begin MATERIAL PROVIDED

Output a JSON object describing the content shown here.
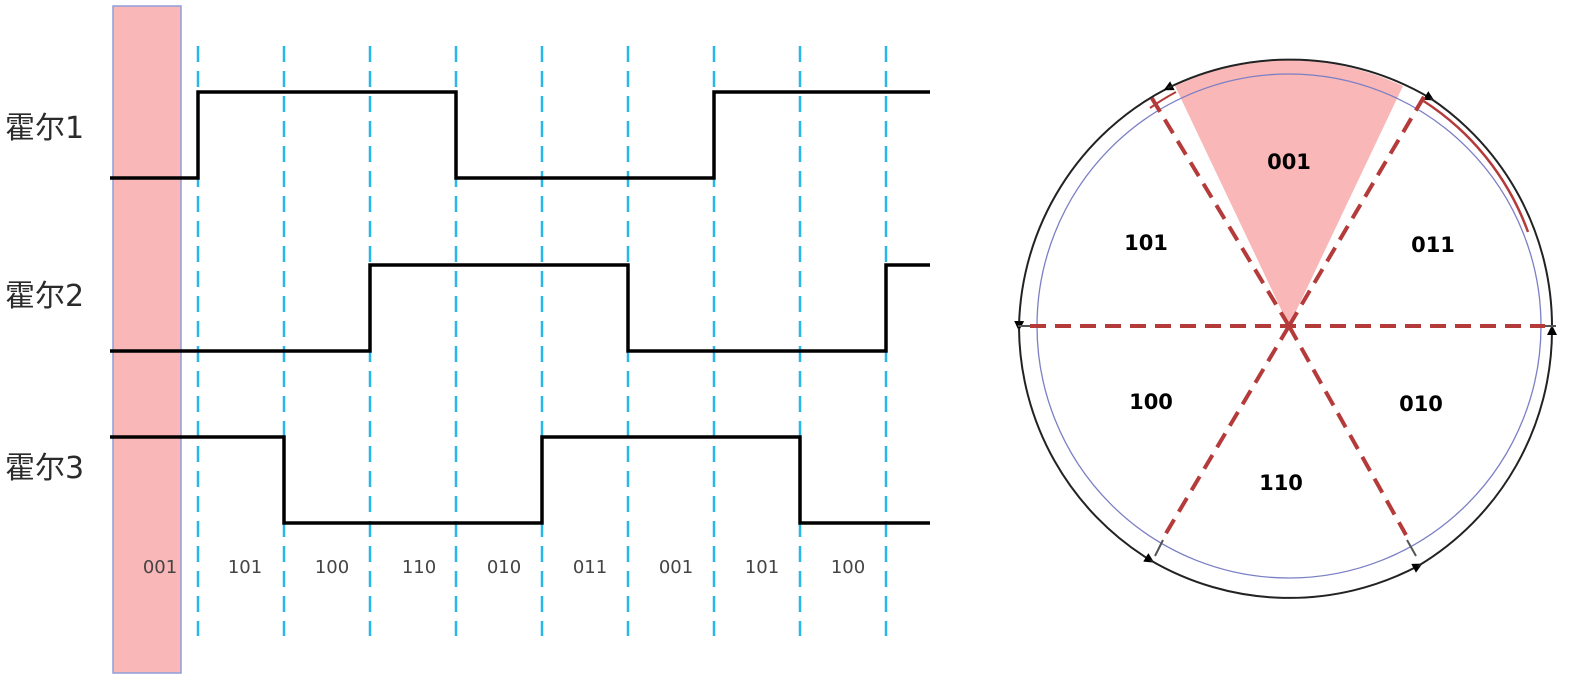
{
  "colors": {
    "highlight_fill": "#f9b7b7",
    "highlight_stroke": "#8e9fd8",
    "dashed_divider": "#29b6e8",
    "waveform": "#000000",
    "sector_divider": "#b53a3a",
    "inner_circle": "#7b7fc4",
    "outer_arc": "#222222"
  },
  "timing": {
    "rows": [
      {
        "label": "霍尔1",
        "levels": [
          0,
          1,
          1,
          1,
          0,
          0,
          0,
          1,
          1,
          1
        ]
      },
      {
        "label": "霍尔2",
        "levels": [
          0,
          0,
          0,
          1,
          1,
          1,
          0,
          0,
          0,
          1
        ]
      },
      {
        "label": "霍尔3",
        "levels": [
          1,
          1,
          0,
          0,
          0,
          1,
          1,
          1,
          0,
          0
        ]
      }
    ],
    "states": [
      "001",
      "101",
      "100",
      "110",
      "010",
      "011",
      "001",
      "101",
      "100"
    ],
    "highlighted_state": "001"
  },
  "rotor": {
    "sectors": [
      {
        "code": "001",
        "highlighted": true
      },
      {
        "code": "011",
        "highlighted": false
      },
      {
        "code": "010",
        "highlighted": false
      },
      {
        "code": "110",
        "highlighted": false
      },
      {
        "code": "100",
        "highlighted": false
      },
      {
        "code": "101",
        "highlighted": false
      }
    ]
  }
}
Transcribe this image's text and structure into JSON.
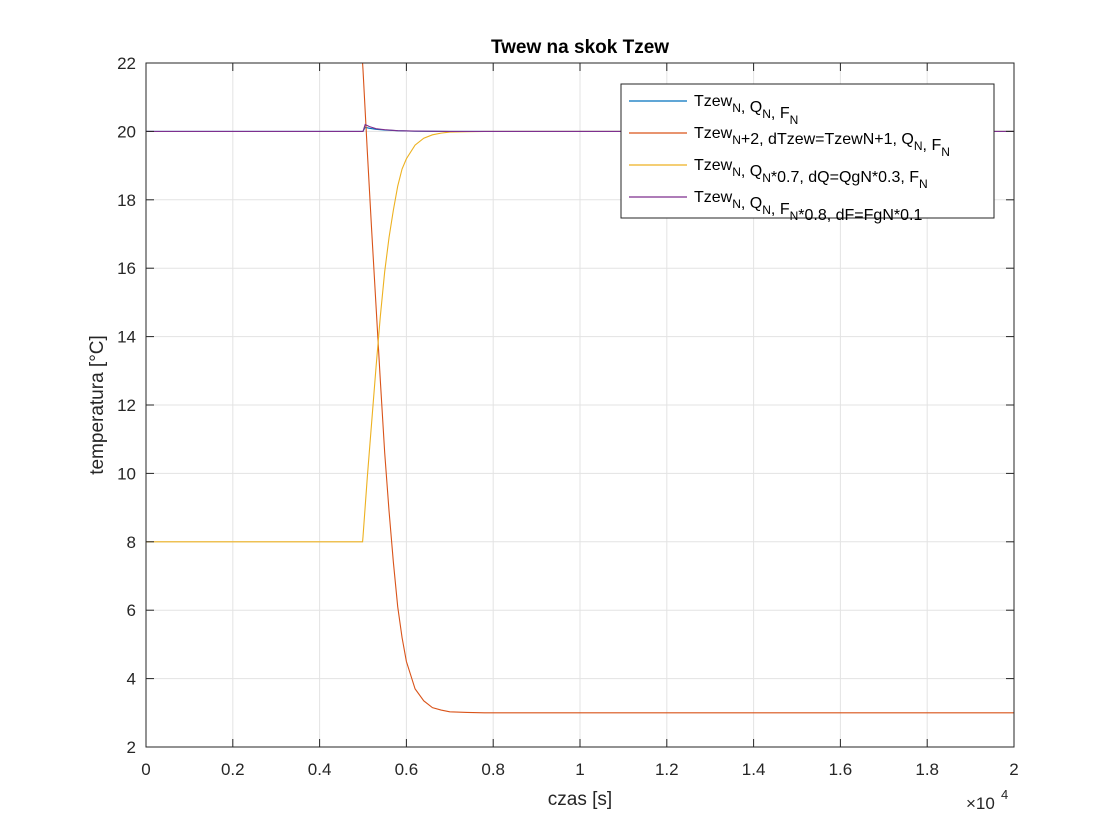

end MATERIAL PROVIDED

**WHAT IS BEING ASKED**: Reproduce the listing exactly. Leave its pictures out.

**SOLUTION TO THE EXERCISE**:
Output a JSON object describing the content shown here.
{
  "colors": {
    "highlight_fill": "#f9b7b7",
    "highlight_stroke": "#8e9fd8",
    "dashed_divider": "#29b6e8",
    "waveform": "#000000",
    "sector_divider": "#b53a3a",
    "inner_circle": "#7b7fc4",
    "outer_arc": "#222222"
  },
  "timing": {
    "rows": [
      {
        "label": "霍尔1",
        "levels": [
          0,
          1,
          1,
          1,
          0,
          0,
          0,
          1,
          1,
          1
        ]
      },
      {
        "label": "霍尔2",
        "levels": [
          0,
          0,
          0,
          1,
          1,
          1,
          0,
          0,
          0,
          1
        ]
      },
      {
        "label": "霍尔3",
        "levels": [
          1,
          1,
          0,
          0,
          0,
          1,
          1,
          1,
          0,
          0
        ]
      }
    ],
    "states": [
      "001",
      "101",
      "100",
      "110",
      "010",
      "011",
      "001",
      "101",
      "100"
    ],
    "highlighted_state": "001"
  },
  "rotor": {
    "sectors": [
      {
        "code": "001",
        "highlighted": true
      },
      {
        "code": "011",
        "highlighted": false
      },
      {
        "code": "010",
        "highlighted": false
      },
      {
        "code": "110",
        "highlighted": false
      },
      {
        "code": "100",
        "highlighted": false
      },
      {
        "code": "101",
        "highlighted": false
      }
    ]
  }
}
Transcribe this image's text and structure into JSON.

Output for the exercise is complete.